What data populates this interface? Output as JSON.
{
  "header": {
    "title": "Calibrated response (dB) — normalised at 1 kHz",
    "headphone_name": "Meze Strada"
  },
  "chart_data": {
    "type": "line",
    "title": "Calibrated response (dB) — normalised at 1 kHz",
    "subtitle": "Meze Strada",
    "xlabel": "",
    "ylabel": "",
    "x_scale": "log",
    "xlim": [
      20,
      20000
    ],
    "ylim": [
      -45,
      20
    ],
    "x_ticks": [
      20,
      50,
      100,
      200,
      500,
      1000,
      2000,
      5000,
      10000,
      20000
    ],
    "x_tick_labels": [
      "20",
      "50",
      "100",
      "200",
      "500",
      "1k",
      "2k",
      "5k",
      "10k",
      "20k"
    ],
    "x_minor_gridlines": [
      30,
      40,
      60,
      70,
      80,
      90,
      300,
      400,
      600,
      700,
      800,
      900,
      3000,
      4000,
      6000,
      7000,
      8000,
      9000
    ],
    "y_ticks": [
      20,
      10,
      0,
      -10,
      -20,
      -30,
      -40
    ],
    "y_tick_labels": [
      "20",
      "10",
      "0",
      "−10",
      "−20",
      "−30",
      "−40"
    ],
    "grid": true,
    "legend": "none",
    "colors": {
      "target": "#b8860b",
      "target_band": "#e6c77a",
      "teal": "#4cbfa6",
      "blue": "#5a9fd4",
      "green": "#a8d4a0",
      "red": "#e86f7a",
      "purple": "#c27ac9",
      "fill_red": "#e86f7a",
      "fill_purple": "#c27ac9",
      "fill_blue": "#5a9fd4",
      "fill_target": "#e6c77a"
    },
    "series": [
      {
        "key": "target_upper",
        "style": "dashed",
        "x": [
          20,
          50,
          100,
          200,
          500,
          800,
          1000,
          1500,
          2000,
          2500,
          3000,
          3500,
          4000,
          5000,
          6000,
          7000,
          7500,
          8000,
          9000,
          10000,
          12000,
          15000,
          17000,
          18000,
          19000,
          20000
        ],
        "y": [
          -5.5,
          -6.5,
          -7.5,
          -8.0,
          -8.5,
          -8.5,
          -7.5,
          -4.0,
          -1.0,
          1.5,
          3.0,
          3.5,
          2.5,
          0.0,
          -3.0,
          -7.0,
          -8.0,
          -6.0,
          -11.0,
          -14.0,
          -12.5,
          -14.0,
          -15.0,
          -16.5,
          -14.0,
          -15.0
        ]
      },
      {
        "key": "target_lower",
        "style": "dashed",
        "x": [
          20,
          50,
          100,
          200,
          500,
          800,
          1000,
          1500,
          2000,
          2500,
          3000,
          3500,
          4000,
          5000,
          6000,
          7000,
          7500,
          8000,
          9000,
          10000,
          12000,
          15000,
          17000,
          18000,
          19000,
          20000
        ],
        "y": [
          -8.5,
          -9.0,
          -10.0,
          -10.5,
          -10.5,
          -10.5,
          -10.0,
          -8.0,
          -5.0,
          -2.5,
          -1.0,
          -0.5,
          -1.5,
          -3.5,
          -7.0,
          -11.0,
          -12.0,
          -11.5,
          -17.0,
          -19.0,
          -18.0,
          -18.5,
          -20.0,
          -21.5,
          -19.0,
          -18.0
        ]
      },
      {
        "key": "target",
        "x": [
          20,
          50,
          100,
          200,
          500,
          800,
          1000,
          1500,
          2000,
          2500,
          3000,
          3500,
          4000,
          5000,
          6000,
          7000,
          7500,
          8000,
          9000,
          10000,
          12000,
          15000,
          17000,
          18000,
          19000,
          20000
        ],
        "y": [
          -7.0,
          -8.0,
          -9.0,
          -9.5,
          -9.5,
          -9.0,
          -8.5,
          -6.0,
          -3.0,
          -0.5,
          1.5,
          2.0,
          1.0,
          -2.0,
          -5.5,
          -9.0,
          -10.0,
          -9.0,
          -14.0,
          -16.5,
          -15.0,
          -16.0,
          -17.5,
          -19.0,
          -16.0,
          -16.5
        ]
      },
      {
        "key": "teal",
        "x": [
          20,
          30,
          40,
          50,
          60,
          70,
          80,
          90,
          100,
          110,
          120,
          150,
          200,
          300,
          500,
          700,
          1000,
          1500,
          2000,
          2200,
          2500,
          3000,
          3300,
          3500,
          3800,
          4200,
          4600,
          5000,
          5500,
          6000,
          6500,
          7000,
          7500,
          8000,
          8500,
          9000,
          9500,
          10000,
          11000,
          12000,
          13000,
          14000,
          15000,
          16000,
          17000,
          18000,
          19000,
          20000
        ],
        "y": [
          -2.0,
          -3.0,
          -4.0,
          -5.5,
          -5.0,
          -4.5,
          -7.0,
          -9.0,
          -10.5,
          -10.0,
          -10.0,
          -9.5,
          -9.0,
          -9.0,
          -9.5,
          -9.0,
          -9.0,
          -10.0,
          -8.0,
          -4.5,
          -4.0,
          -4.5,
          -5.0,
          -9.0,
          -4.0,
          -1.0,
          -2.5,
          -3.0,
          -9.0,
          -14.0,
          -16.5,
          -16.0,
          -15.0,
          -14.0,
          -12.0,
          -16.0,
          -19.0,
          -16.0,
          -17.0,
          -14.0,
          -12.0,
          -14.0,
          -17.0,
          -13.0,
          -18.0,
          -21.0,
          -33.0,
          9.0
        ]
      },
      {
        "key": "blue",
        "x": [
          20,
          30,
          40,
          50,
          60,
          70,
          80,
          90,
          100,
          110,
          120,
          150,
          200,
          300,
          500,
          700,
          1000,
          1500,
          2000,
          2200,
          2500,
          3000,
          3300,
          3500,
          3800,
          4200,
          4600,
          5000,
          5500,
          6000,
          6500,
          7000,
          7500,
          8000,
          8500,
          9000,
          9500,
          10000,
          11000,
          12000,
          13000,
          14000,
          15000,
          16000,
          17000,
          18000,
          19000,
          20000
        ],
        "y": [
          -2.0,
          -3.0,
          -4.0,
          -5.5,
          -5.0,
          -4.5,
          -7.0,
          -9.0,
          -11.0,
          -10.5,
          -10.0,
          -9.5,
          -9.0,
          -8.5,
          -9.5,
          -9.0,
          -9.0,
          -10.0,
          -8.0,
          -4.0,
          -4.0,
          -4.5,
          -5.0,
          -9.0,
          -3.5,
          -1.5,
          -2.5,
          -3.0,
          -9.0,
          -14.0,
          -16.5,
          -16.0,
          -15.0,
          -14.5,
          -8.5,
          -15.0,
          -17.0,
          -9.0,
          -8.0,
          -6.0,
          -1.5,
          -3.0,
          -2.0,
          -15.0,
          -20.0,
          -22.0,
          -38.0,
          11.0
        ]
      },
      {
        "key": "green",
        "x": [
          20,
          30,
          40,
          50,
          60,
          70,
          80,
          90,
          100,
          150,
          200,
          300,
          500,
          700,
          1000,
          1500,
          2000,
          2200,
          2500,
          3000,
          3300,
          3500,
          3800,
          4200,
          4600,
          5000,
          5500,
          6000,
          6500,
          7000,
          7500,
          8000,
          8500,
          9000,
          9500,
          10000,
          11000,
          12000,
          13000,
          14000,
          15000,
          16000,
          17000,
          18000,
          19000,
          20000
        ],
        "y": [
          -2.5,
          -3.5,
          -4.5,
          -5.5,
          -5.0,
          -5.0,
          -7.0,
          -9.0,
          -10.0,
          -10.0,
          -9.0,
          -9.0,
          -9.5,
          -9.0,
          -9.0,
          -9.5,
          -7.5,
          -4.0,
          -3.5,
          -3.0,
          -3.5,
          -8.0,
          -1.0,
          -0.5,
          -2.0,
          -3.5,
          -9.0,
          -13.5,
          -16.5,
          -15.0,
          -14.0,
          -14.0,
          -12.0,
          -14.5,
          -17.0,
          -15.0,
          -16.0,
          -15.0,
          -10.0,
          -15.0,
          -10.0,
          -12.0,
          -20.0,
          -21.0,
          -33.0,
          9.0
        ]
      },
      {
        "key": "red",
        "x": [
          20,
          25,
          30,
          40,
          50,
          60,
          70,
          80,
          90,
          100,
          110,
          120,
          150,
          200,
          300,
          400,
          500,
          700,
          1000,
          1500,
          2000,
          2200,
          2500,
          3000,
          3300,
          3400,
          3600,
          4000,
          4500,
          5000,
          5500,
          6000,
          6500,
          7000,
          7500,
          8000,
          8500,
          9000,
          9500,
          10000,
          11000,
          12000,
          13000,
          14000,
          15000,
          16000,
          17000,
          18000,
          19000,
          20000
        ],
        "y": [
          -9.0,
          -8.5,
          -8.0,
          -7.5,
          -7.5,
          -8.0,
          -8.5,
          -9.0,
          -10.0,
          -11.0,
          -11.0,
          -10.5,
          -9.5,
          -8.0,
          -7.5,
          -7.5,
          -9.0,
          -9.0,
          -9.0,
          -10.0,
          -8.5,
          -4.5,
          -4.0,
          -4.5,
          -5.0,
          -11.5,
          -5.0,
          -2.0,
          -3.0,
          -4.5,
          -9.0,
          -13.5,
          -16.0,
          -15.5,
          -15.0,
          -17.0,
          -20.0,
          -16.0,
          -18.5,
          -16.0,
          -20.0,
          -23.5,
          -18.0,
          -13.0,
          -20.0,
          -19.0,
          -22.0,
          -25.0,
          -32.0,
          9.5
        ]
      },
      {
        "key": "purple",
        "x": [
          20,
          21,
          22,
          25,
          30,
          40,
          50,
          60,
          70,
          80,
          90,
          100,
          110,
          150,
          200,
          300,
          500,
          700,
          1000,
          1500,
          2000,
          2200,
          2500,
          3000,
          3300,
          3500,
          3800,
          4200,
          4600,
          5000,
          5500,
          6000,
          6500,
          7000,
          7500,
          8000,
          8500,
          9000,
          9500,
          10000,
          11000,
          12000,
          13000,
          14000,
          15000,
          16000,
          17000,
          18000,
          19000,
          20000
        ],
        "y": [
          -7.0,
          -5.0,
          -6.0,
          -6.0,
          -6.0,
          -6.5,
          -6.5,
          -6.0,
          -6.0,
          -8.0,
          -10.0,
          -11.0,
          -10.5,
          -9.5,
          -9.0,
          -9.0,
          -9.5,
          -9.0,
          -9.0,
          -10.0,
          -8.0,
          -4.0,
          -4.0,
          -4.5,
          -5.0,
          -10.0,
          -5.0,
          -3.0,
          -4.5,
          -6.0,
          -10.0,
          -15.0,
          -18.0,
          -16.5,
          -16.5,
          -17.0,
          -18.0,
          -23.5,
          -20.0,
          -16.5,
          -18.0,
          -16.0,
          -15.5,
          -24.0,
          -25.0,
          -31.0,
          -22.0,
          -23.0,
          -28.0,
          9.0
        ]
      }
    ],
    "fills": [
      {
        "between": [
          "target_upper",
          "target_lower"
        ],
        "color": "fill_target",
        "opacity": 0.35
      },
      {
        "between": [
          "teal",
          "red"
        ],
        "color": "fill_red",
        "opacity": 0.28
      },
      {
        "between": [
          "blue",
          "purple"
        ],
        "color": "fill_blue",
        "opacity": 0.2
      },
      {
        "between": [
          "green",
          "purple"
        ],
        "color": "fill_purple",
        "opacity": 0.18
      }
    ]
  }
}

——————

WHAT TO DO
Look through the data and gather every line with the string "Strada" in it.

TASK ANSWER
    "headphone_name": "Meze Strada"
    "subtitle": "Meze Strada",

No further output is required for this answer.